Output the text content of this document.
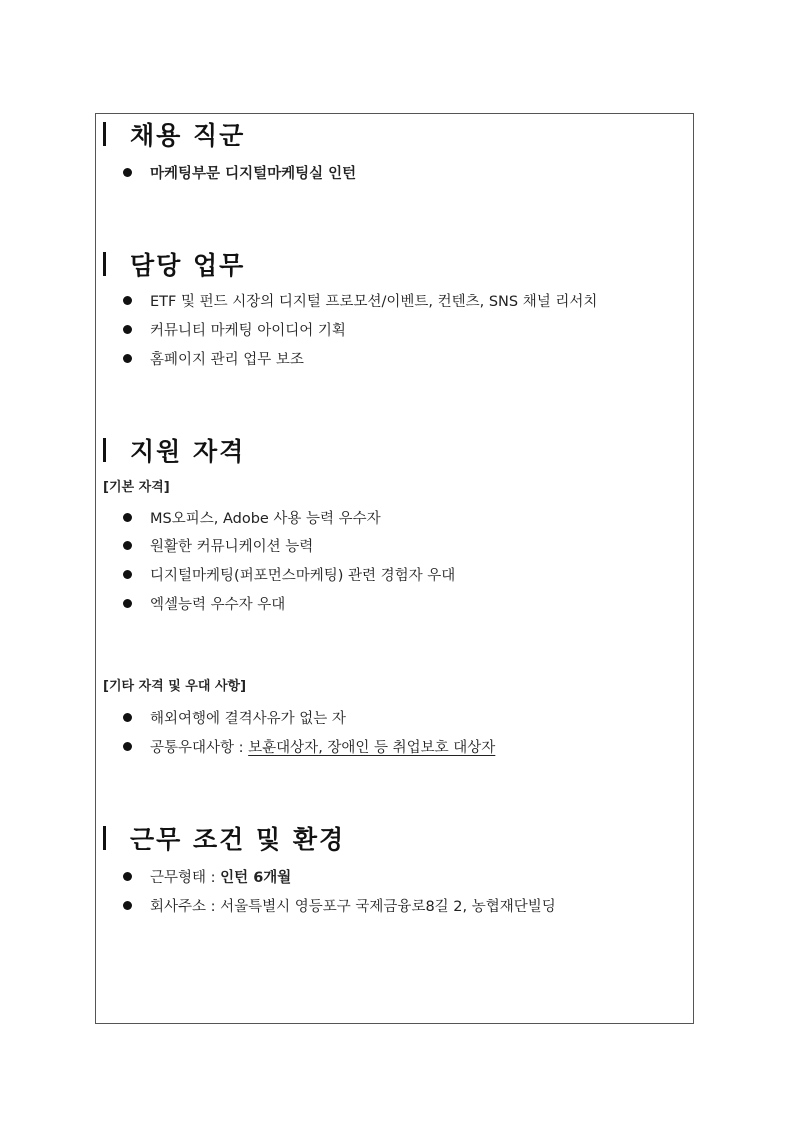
채용 직군
마케팅부문 디지털마케팅실 인턴
담당 업무
ETF 및 펀드 시장의 디지털 프로모션/이벤트, 컨텐츠, SNS 채널 리서치
커뮤니티 마케팅 아이디어 기획
홈페이지 관리 업무 보조
지원 자격
[기본 자격]
MS오피스, Adobe 사용 능력 우수자
원활한 커뮤니케이션 능력
디지털마케팅(퍼포먼스마케팅) 관련 경험자 우대
엑셀능력 우수자 우대
[기타 자격 및 우대 사항]
해외여행에 결격사유가 없는 자
공통우대사항 : 보훈대상자, 장애인 등 취업보호 대상자
근무 조건 및 환경
근무형태 : 인턴 6개월
회사주소 : 서울특별시 영등포구 국제금융로8길 2, 농협재단빌딩
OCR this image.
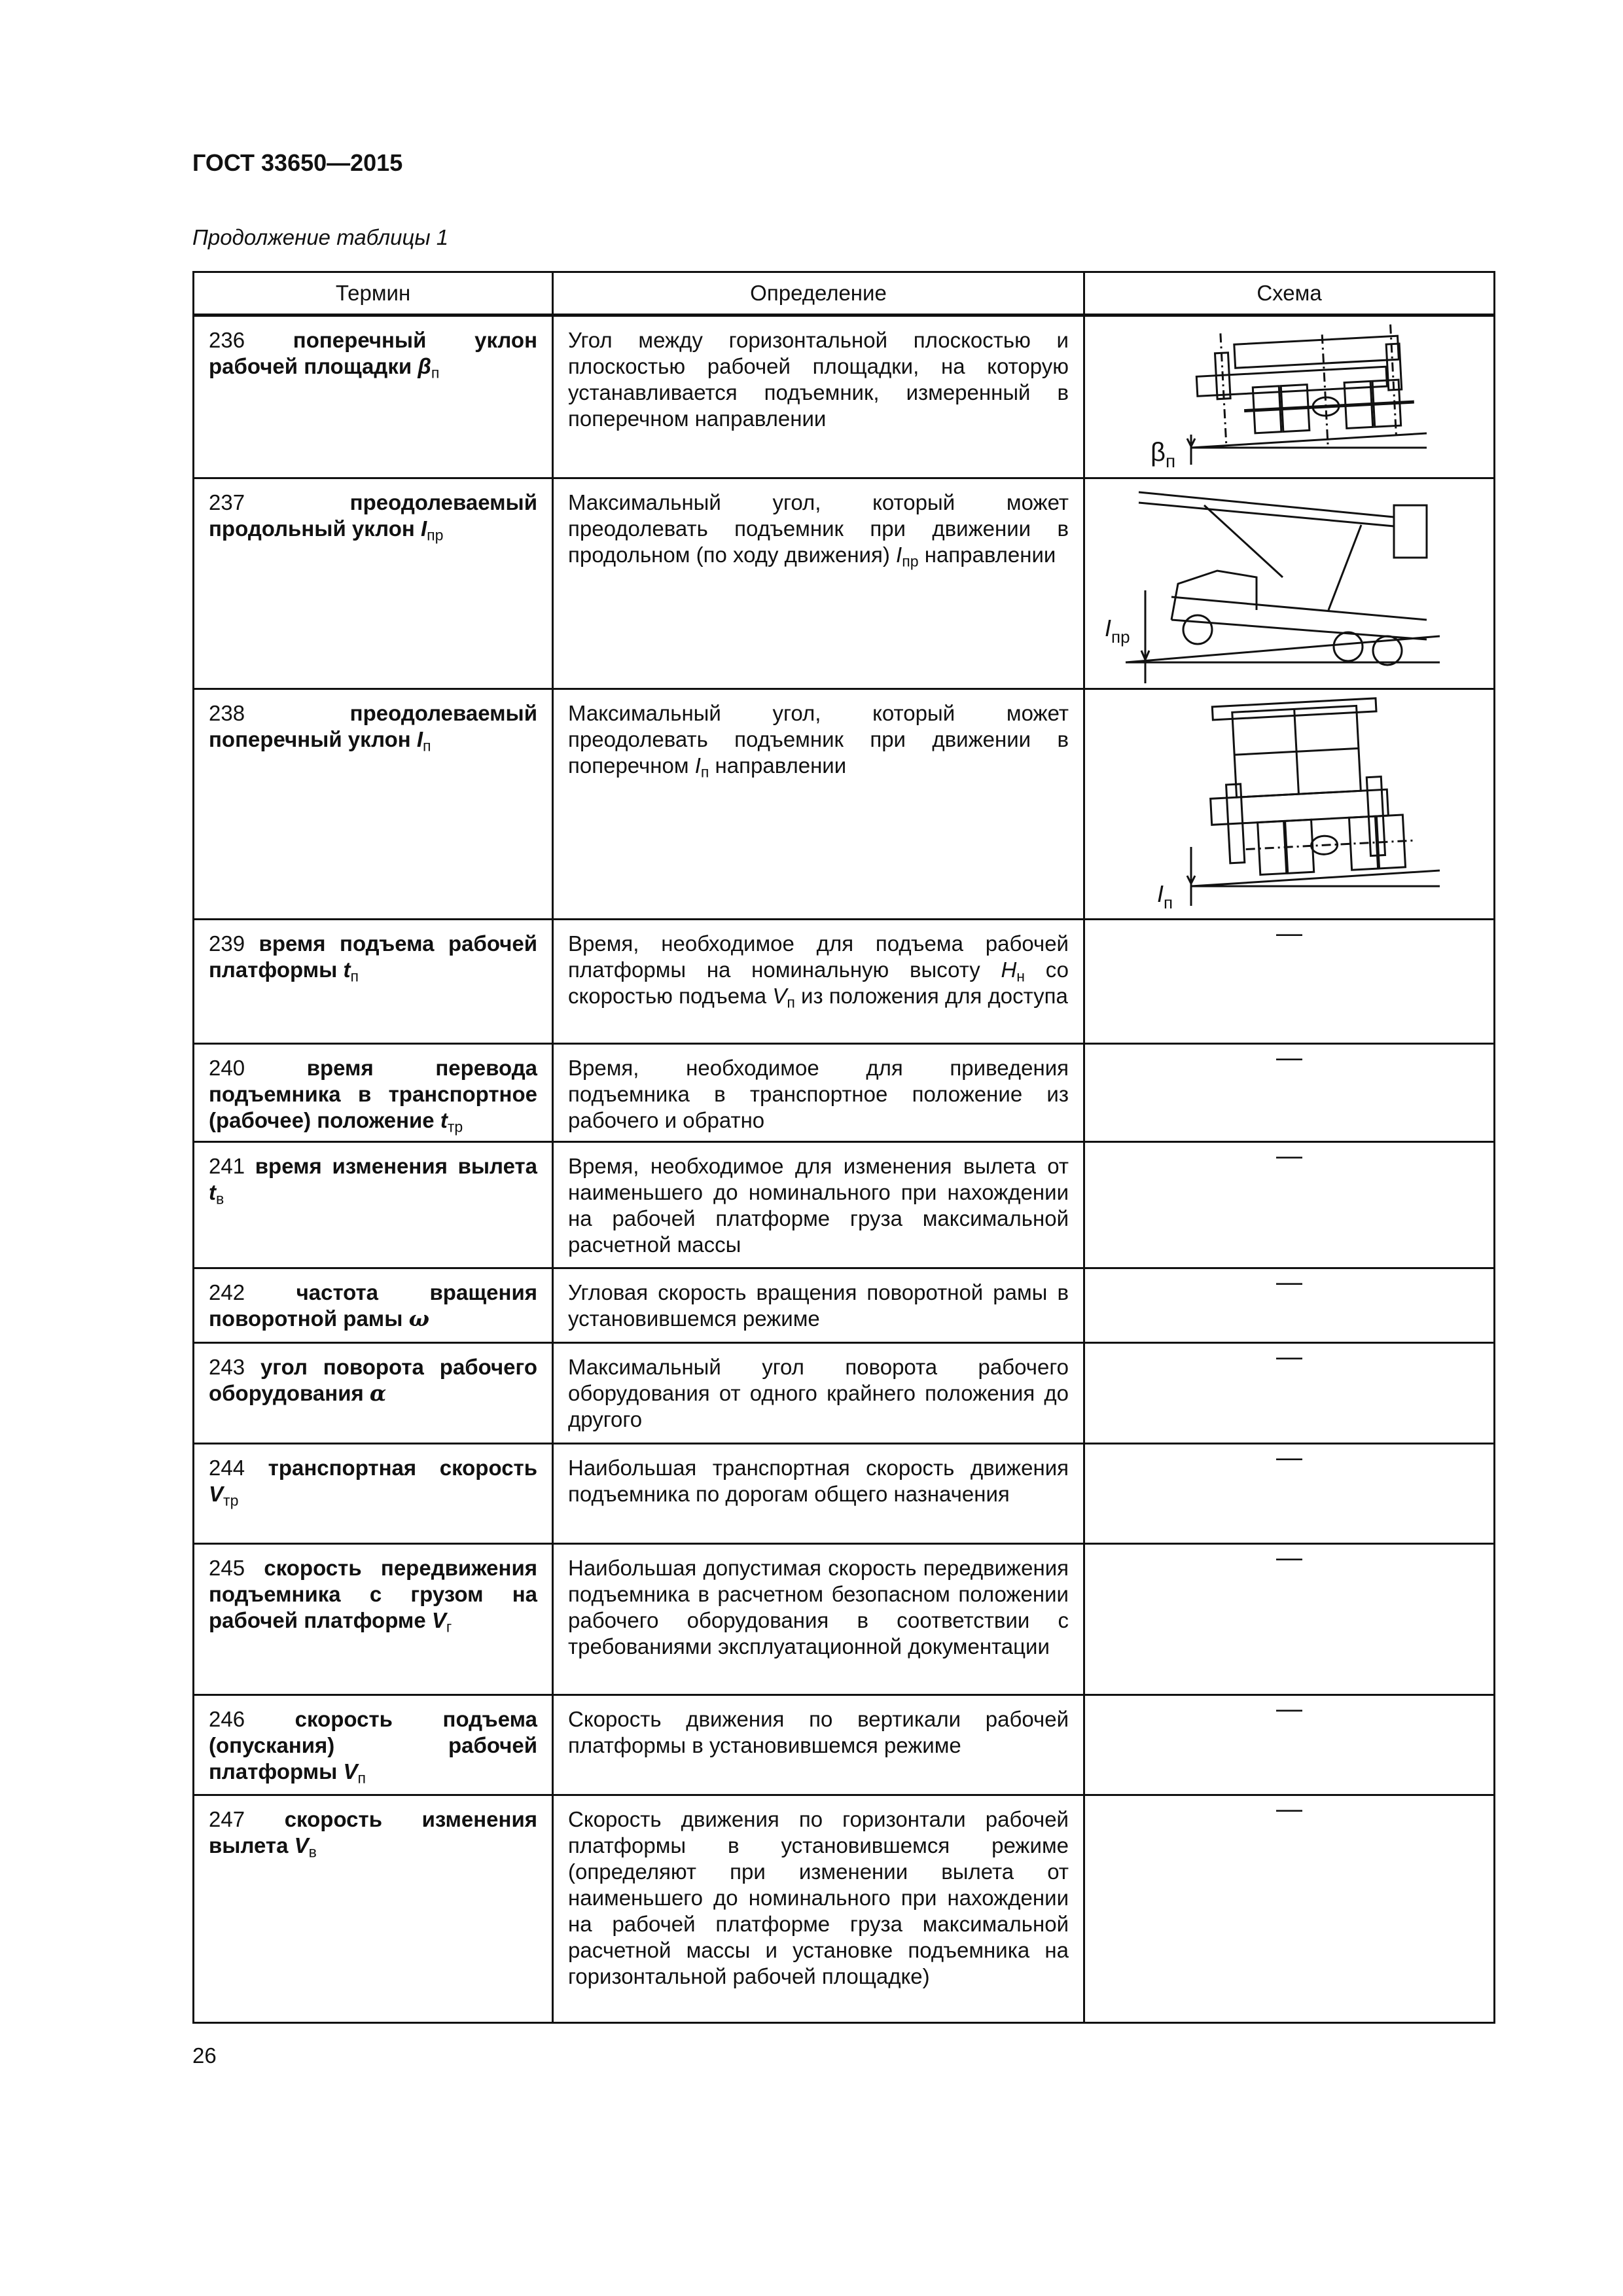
ГОСТ 33650—2015
Продолжение таблицы 1
Термин	Определение	Схема
236 поперечный уклон рабочей площадки $\beta_п$	Угол между горизонтальной плоскостью и плоскостью рабочей площадки, на которую устанавливается подъемник, измеренный в поперечном направлении	$\beta_п$

237 преодолеваемый продольный уклон $I_{пр}$	Максимальный угол, который может преодолевать подъемник при движении в продольном (по ходу движения) $I_{пр}$ направлении	$I_{пр}$

238 преодолеваемый поперечный уклон $I_п$	Максимальный угол, который может преодолевать подъемник при движении в поперечном $I_п$ направлении	$I_п$

239 время подъема рабочей платформы $t_п$	Время, необходимое для подъема рабочей платформы на номинальную высоту $H_н$ со скоростью подъема $V_п$ из положения для доступа	—
240 время перевода подъемника в транспортное (рабочее) положение $t_{тр}$	Время, необходимое для приведения подъемника в транспортное положение из рабочего и обратно	—
241 время изменения вылета $t_в$	Время, необходимое для изменения вылета от наименьшего до номинального при нахождении на рабочей платформе груза максимальной расчетной массы	—
242 частота вращения поворотной рамы ω	Угловая скорость вращения поворотной рамы в установившемся режиме	—
243 угол поворота рабочего оборудования α	Максимальный угол поворота рабочего оборудования от одного крайнего положения до другого	—
244 транспортная скорость $V_{тр}$	Наибольшая транспортная скорость движения подъемника по дорогам общего назначения	—
245 скорость передвижения подъемника с грузом на рабочей платформе $V_г$	Наибольшая допустимая скорость передвижения подъемника в расчетном безопасном положении рабочего оборудования в соответствии с требованиями эксплуатационной документации	—
246 скорость подъема (опускания) рабочей платформы $V_п$	Скорость движения по вертикали рабочей платформы в установившемся режиме	—
247 скорость изменения вылета $V_в$	Скорость движения по горизонтали рабочей платформы в установившемся режиме (определяют при изменении вылета от наименьшего до номинального при нахождении на рабочей платформе груза максимальной расчетной массы и установке подъемника на горизонтальной рабочей площадке)	—
26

◆ ◆ ◆ ◆ ◆ ◆ ◆

Given request: List every line above that holds the word "расчетной".

Response to this exercise:
241 время изменения вылета $t_в$	Время, необходимое для изменения вылета от наименьшего до номинального при нахождении на рабочей платформе груза максимальной расчетной массы	—
247 скорость изменения вылета $V_в$	Скорость движения по горизонтали рабочей платформы в установившемся режиме (определяют при изменении вылета от наименьшего до номинального при нахождении на рабочей платформе груза максимальной расчетной массы и установке подъемника на горизонтальной рабочей площадке)	—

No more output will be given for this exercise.